* **Extracted entries**

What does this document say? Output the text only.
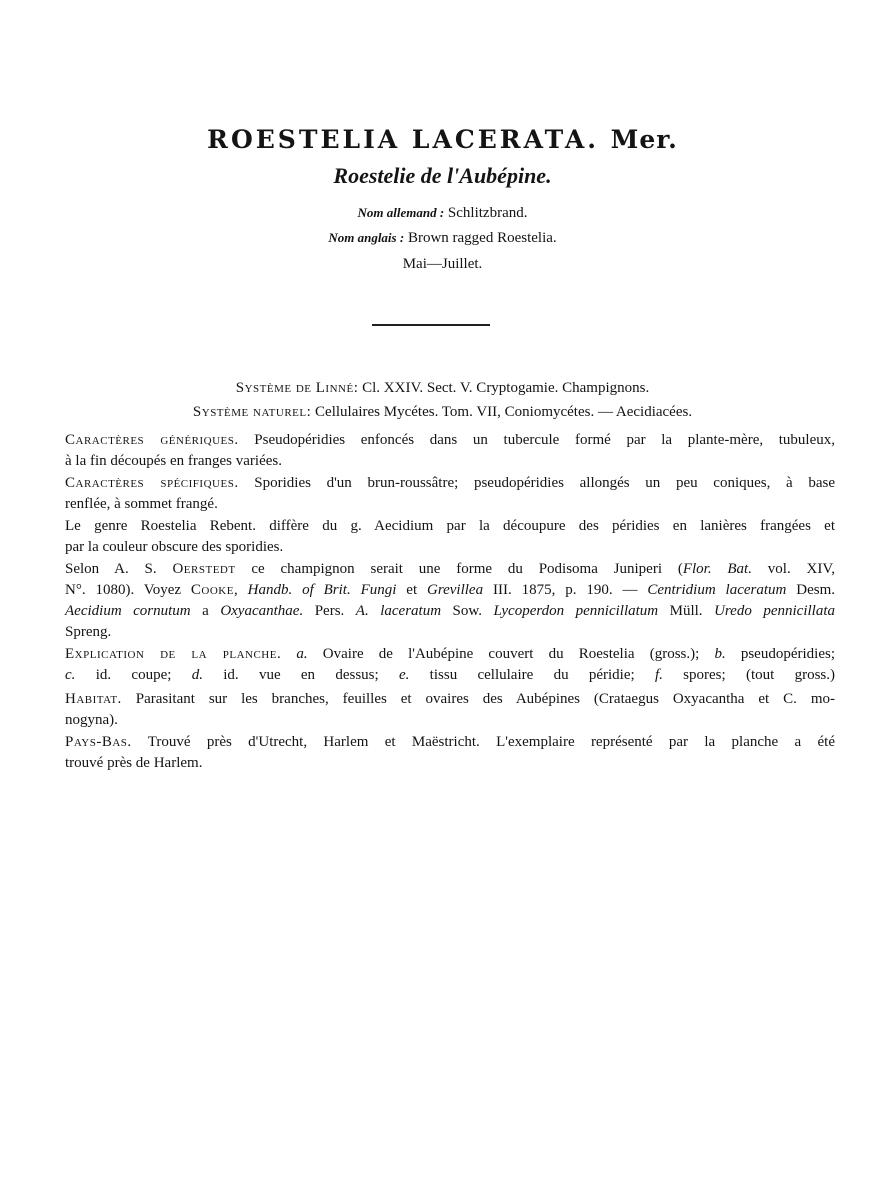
ROESTELIA LACERATA. Mer.
Roestelie de l'Aubépine.
Nom allemand : Schlitzbrand.
Nom anglais : Brown ragged Roestelia.
Mai—Juillet.
Système de Linné: Cl. XXIV. Sect. V. Cryptogamie. Champignons.
Système naturel: Cellulaires Mycétes. Tom. VII, Coniomycétes. — Aecidiacées.
Caractères génériques. Pseudopéridies enfoncés dans un tubercule formé par la plante-mère, tubuleux,
à la fin découpés en franges variées.
Caractères spécifiques. Sporidies d'un brun-roussâtre; pseudopéridies allongés un peu coniques, à base
renflée, à sommet frangé.
Le genre Roestelia Rebent. diffère du g. Aecidium par la découpure des péridies en lanières frangées et
par la couleur obscure des sporidies.
Selon A. S. Oerstedt ce champignon serait une forme du Podisoma Juniperi (Flor. Bat. vol. XIV,
N°. 1080). Voyez Cooke, Handb. of Brit. Fungi et Grevillea III. 1875, p. 190. — Centridium laceratum Desm.
Aecidium cornutum a Oxyacanthae. Pers. A. laceratum Sow. Lycoperdon pennicillatum Müll. Uredo pennicillata
Spreng.
Explication de la planche. a. Ovaire de l'Aubépine couvert du Roestelia (gross.); b. pseudopéridies;
c. id. coupe; d. id. vue en dessus; e. tissu cellulaire du péridie; f. spores; (tout gross.)
Habitat. Parasitant sur les branches, feuilles et ovaires des Aubépines (Crataegus Oxyacantha et C. mo-
nogyna).
Pays-Bas. Trouvé près d'Utrecht, Harlem et Maëstricht. L'exemplaire représenté par la planche a été
trouvé près de Harlem.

* **Task to carry out**
Retype the data above exactly; pictures are not part of the copy.

* **Exercise result**
What does this document say? Output the text only.
ROESTELIA LACERATA. Mer.
Roestelie de l'Aubépine.
Nom allemand : Schlitzbrand.
Nom anglais : Brown ragged Roestelia.
Mai—Juillet.
Système de Linné: Cl. XXIV. Sect. V. Cryptogamie. Champignons.
Système naturel: Cellulaires Mycétes. Tom. VII, Coniomycétes. — Aecidiacées.
Caractères génériques. Pseudopéridies enfoncés dans un tubercule formé par la plante-mère, tubuleux,
à la fin découpés en franges variées.
Caractères spécifiques. Sporidies d'un brun-roussâtre; pseudopéridies allongés un peu coniques, à base
renflée, à sommet frangé.
Le genre Roestelia Rebent. diffère du g. Aecidium par la découpure des péridies en lanières frangées et
par la couleur obscure des sporidies.
Selon A. S. Oerstedt ce champignon serait une forme du Podisoma Juniperi (Flor. Bat. vol. XIV,
N°. 1080). Voyez Cooke, Handb. of Brit. Fungi et Grevillea III. 1875, p. 190. — Centridium laceratum Desm.
Aecidium cornutum a Oxyacanthae. Pers. A. laceratum Sow. Lycoperdon pennicillatum Müll. Uredo pennicillata
Spreng.
Explication de la planche. a. Ovaire de l'Aubépine couvert du Roestelia (gross.); b. pseudopéridies;
c. id. coupe; d. id. vue en dessus; e. tissu cellulaire du péridie; f. spores; (tout gross.)
Habitat. Parasitant sur les branches, feuilles et ovaires des Aubépines (Crataegus Oxyacantha et C. mo-
nogyna).
Pays-Bas. Trouvé près d'Utrecht, Harlem et Maëstricht. L'exemplaire représenté par la planche a été
trouvé près de Harlem.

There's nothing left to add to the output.